→ **Consigne de l'exercice**:
Écrivez la suite du texte sur la solennité du Saint-Sacrement, en reprenant juste après sa dernière phrase.

→ **Texte à lire**:
══════

SOLENNITÉ DU SAINT-SACREMENT - Disciples Amoureux Missionnaires

DU CORPS ET DU SANG DU CHRIST, Année B.

Évangile (Mc 14, 12-16.22-26)

Le premier jour de la fête des pains sans levain, où l’on immolait l’agneau pascal, les disciples de Jésus lui disent : « Où veux-tu que nous allions faire les préparatifs pour que tu manges la Pâque ? » Il envoie deux de ses disciples en leur disant : « Allez à la ville ; un homme portant une cruche d’eau viendra à votre rencontre. Suivez-le, et là où il entrera, dites au propriétaire : “Le Maître te fait dire : Où est la salle où je pourrai manger la Pâque avec mes disciples ?” Il vous indiquera, à l’étage, une grande pièce aménagée et prête pour un repas. Faites-y pour nous les préparatifs. » Les disciples partirent, allèrent à la ville ; ils trouvèrent tout comme Jésus leur avait dit, et ils préparèrent la Pâque. Pendant le repas, Jésus, ayant pris du pain et prononcé la bénédiction, le rompit, le leur donna, et dit : « Prenez, ceci est mon corps. » Puis, ayant pris une coupe et ayant rendu grâce, il la leur donna, et ils en burent tous. Et il leur dit : « Ceci est mon sang, le sang de l’Alliance, versé pour la multitude. Amen, je vous le dis : je ne boirai plus du fruit de la vigne, jusqu’au jour où je le boirai, nouveau, dans le royaume de Dieu. » Après avoir chanté les psaumes, ils partirent pour le mont des Oliviers.

══════

→ **Lignes fournies**:

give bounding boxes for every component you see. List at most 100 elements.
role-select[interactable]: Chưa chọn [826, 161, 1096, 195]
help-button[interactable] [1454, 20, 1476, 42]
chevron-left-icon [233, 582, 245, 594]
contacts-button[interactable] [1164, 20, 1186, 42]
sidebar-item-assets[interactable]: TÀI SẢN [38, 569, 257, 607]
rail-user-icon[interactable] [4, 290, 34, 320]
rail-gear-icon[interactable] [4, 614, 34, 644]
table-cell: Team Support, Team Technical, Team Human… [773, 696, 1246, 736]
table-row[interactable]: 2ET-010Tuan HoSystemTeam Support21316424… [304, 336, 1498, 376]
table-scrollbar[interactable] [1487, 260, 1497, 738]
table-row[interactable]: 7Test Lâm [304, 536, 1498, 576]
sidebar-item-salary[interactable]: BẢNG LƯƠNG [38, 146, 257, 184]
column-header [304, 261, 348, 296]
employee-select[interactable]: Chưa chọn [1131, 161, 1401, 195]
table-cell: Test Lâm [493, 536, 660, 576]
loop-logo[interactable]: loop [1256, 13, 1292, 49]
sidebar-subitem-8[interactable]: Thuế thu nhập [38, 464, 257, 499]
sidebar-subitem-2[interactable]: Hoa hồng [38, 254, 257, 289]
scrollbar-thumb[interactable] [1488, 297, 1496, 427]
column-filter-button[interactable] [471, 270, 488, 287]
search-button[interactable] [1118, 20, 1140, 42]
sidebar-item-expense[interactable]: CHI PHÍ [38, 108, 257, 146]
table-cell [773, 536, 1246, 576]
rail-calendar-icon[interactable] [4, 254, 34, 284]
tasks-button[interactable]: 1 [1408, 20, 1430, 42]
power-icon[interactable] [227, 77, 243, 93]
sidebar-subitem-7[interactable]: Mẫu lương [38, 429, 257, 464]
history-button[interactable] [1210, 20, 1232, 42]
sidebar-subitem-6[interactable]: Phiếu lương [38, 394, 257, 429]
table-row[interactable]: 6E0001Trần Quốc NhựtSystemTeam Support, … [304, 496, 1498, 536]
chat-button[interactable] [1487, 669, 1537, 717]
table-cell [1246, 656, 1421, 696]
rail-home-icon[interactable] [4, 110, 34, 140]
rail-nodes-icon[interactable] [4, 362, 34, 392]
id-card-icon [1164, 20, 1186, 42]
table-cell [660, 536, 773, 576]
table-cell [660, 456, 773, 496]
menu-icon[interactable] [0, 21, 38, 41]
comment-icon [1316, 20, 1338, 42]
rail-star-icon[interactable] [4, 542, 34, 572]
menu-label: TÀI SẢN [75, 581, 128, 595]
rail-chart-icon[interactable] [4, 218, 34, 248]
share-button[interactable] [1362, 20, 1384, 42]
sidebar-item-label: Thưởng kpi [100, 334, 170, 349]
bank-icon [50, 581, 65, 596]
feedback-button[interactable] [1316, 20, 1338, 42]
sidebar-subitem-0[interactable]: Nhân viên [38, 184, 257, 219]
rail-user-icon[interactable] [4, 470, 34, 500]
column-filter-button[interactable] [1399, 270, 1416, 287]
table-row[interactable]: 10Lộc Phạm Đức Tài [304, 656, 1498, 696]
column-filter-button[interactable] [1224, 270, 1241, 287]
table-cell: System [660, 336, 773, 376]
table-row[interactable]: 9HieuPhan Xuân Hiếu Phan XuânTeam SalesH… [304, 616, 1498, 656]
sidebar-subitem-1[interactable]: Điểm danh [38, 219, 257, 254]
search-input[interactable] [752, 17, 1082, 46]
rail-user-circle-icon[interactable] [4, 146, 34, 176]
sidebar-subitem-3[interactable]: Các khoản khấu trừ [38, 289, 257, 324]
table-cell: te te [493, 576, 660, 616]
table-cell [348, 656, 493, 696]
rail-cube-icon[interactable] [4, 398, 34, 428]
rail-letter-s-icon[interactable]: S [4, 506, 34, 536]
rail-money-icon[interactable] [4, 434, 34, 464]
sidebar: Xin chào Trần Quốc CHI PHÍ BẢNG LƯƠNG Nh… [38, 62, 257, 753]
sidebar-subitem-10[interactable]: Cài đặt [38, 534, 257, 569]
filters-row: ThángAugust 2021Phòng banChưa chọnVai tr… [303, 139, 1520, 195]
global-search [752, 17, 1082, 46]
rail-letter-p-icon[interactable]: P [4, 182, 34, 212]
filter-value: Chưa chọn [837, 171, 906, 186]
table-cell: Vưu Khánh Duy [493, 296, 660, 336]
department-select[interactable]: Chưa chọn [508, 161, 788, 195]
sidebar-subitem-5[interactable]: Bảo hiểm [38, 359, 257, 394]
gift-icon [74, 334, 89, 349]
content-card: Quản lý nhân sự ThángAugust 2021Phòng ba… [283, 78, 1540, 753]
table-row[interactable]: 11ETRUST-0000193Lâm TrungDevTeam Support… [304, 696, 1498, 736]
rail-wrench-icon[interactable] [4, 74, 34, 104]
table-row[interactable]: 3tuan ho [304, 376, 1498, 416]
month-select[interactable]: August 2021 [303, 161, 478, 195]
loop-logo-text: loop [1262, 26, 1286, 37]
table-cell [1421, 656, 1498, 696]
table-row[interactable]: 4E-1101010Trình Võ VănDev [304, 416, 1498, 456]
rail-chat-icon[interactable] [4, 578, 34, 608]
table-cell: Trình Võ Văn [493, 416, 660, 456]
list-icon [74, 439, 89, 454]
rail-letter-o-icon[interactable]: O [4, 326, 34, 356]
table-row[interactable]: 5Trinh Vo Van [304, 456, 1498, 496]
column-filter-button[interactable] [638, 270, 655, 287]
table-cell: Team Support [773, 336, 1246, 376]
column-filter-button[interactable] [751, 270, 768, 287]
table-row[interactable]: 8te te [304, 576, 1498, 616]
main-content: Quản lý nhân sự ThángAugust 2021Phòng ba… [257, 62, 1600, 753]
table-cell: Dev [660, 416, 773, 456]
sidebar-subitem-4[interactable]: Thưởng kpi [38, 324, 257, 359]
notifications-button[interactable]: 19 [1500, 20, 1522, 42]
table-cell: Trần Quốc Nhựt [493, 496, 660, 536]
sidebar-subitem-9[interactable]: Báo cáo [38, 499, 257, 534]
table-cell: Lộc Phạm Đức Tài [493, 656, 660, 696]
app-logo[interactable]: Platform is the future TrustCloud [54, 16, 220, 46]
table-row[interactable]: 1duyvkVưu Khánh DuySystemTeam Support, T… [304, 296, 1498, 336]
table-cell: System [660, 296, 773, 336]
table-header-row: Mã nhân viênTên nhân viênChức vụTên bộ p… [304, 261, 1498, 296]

══════

→ **Réponse attendue**:
Commentaire du père Jean-Jacques:

                                 

 « Il s’est offert lui-même à Dieu comme une victime sans défaut ».
Jésus vient demander que se fasse les préparatifs du repas pascal.
« J’ai tellement désiré manger cette pâque avec vous avant de souffrir » (Luc 22,15). Ce sera sa dernière pâque sur la terre. Et il faut que ce moment soit festif pour qu’il reste à jamais dans la mémoire de ses disciples. Alors, s’accomplit la promesse qu’il nous a laissée : « Et moi, je serai avec vous tous les jours jusqu’à la fin ». (Mat, 28).  Après l’incarnation dans le sein de Marie, Il demande à son Père, de s’incarner dans chaque hostie pour achever le salut des créatures et être la vie de chacune. Il se créé lui-même en quelque sorte, sous la forme sacramentelle du pain et du vin. Il devient encore visible dans son humanité pour se rendre accessible à tous, et n’épargner aucune créature de son amour.
St François d’Assise disait en pleurant : « admirable grandeur, étonnante bonté du maître de l’univers qui s’humilie pour nous au point de se cacher dans un peu de pain ; regardez l’humilité de Dieu et faites-lui l’hommage de vos cœurs ».
« Jésus, ayant pris le pain et prononcé la bénédiction, le rompit, le leur donna »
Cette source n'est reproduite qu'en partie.